> **TASK DIRECTIONS**:
Review the material and extract every line in which the word "Peak" occurs.

> **DATA EXTRACT**:

▼

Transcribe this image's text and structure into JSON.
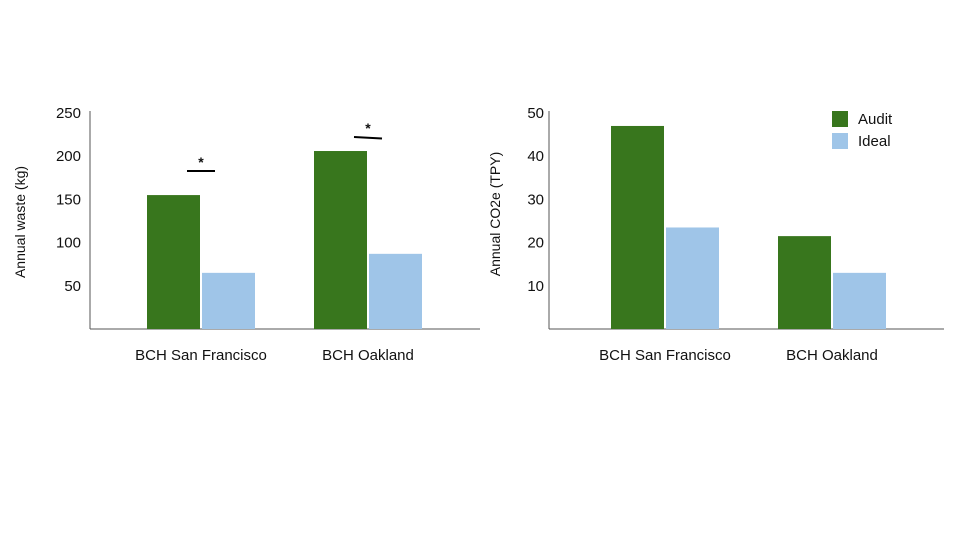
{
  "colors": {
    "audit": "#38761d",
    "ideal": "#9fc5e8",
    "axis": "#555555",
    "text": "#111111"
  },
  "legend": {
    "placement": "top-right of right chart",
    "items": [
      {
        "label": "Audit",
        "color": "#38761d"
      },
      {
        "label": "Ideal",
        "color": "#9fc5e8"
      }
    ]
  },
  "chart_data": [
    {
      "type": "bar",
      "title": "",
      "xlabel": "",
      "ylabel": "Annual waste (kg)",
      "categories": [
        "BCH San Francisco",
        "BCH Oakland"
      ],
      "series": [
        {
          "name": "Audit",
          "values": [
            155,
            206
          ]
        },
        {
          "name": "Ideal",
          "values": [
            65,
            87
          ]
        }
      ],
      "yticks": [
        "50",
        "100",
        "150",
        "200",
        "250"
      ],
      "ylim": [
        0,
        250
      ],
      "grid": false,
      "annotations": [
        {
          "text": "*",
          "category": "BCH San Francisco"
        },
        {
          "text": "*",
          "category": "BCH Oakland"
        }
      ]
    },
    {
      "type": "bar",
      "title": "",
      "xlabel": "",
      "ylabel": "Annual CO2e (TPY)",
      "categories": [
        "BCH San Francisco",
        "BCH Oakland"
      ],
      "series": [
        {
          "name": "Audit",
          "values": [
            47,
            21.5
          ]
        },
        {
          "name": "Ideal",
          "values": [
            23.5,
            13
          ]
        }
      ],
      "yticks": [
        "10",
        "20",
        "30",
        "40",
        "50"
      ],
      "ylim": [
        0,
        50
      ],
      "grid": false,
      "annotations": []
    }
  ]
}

▲
▼

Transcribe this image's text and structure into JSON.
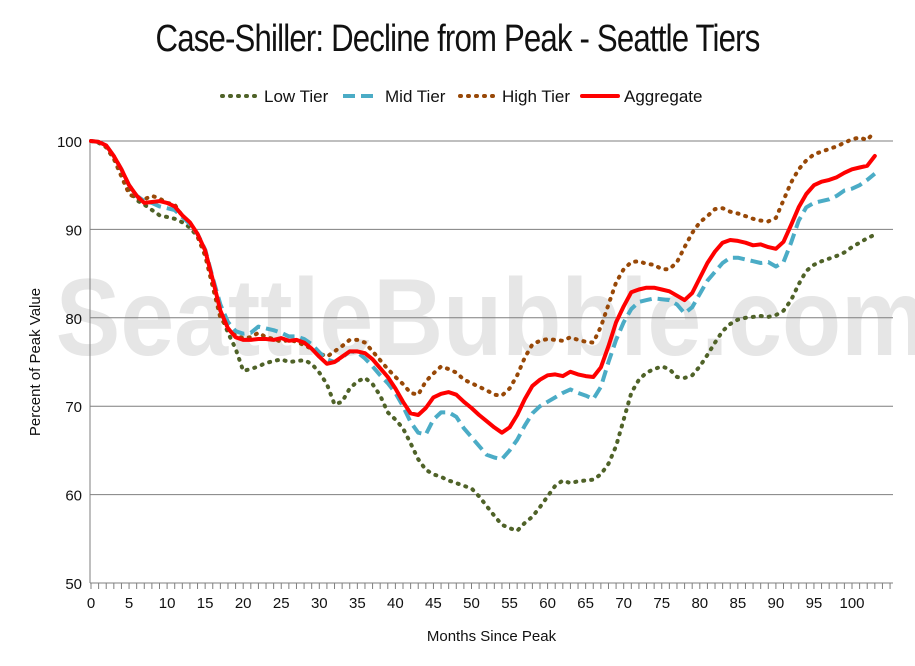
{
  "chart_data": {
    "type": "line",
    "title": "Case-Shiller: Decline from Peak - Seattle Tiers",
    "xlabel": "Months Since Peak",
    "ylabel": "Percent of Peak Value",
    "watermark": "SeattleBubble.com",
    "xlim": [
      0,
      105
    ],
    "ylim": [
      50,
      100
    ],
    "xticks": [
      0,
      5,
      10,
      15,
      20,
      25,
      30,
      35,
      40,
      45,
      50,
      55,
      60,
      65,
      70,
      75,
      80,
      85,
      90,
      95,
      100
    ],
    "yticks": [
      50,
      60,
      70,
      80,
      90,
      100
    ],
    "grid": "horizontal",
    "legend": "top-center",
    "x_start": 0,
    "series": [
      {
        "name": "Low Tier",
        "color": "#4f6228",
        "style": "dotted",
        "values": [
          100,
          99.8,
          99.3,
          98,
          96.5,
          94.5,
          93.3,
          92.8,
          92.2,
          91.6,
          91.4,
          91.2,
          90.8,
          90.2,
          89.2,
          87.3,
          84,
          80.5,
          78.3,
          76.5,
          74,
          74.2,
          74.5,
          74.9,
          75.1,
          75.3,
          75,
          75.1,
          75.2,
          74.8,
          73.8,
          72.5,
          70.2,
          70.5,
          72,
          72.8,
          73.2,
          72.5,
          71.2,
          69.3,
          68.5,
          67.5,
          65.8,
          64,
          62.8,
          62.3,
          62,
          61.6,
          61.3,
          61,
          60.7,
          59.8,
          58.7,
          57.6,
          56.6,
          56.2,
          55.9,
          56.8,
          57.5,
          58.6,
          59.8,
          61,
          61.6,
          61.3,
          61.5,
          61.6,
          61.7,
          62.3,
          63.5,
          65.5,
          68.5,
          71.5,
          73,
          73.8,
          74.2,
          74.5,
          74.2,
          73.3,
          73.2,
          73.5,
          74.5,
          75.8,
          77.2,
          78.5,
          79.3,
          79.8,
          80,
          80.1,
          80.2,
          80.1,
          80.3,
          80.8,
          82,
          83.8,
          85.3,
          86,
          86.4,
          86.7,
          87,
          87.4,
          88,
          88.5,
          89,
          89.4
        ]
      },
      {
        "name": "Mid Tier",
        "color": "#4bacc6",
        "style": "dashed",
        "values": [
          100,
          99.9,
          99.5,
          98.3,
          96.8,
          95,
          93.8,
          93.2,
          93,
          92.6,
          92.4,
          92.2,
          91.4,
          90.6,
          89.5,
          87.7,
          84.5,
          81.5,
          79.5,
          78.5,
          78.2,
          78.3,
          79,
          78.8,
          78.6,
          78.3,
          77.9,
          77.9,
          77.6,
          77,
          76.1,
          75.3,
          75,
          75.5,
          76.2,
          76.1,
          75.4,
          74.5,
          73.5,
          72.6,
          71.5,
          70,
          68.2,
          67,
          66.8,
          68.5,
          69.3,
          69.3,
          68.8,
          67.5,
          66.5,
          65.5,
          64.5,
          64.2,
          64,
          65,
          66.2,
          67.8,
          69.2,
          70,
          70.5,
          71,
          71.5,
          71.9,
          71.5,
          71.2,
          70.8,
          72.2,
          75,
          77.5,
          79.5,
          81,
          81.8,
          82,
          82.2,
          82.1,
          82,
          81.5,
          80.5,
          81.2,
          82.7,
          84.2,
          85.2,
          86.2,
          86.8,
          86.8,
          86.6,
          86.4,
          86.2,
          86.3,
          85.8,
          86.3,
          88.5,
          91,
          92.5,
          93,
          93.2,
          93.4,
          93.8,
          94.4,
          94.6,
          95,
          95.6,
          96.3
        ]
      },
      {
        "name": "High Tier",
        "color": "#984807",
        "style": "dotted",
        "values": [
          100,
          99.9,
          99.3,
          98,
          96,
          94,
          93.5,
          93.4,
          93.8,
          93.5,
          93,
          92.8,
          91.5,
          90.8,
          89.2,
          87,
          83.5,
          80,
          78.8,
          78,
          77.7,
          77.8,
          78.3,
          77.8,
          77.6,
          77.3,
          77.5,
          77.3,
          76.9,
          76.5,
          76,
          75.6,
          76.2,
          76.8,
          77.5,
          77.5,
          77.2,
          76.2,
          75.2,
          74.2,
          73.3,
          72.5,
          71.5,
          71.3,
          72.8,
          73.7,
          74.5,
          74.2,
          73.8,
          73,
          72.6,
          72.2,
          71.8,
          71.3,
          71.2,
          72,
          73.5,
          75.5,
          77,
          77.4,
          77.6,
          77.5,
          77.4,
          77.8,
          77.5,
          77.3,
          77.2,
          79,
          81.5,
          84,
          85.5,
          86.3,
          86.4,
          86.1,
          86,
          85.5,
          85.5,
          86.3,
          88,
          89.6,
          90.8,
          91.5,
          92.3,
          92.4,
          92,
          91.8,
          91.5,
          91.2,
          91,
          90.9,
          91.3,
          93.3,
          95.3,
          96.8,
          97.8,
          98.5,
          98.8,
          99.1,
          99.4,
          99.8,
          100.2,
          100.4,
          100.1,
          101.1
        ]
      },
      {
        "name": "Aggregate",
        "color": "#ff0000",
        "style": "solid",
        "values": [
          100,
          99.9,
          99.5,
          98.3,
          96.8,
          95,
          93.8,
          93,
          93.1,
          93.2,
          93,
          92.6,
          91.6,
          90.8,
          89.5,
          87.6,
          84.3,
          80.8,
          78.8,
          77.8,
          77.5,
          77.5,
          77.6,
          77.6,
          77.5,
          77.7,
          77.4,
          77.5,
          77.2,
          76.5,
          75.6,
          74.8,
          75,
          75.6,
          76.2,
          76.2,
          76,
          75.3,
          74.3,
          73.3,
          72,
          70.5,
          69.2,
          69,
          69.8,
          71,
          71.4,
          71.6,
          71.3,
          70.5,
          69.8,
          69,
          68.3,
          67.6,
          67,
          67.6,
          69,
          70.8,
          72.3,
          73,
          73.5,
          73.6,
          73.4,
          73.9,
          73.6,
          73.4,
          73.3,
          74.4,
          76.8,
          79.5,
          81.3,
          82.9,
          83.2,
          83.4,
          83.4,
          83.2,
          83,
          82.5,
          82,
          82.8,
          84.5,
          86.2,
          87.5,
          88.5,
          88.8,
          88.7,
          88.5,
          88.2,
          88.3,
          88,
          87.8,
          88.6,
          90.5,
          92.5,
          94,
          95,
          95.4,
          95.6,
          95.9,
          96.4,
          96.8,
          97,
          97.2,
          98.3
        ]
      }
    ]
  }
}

▲

> **RESULT**:
    "title": "Case-Shiller: Decline from Peak - Seattle Tiers",
    "xlabel": "Months Since Peak",
    "ylabel": "Percent of Peak Value",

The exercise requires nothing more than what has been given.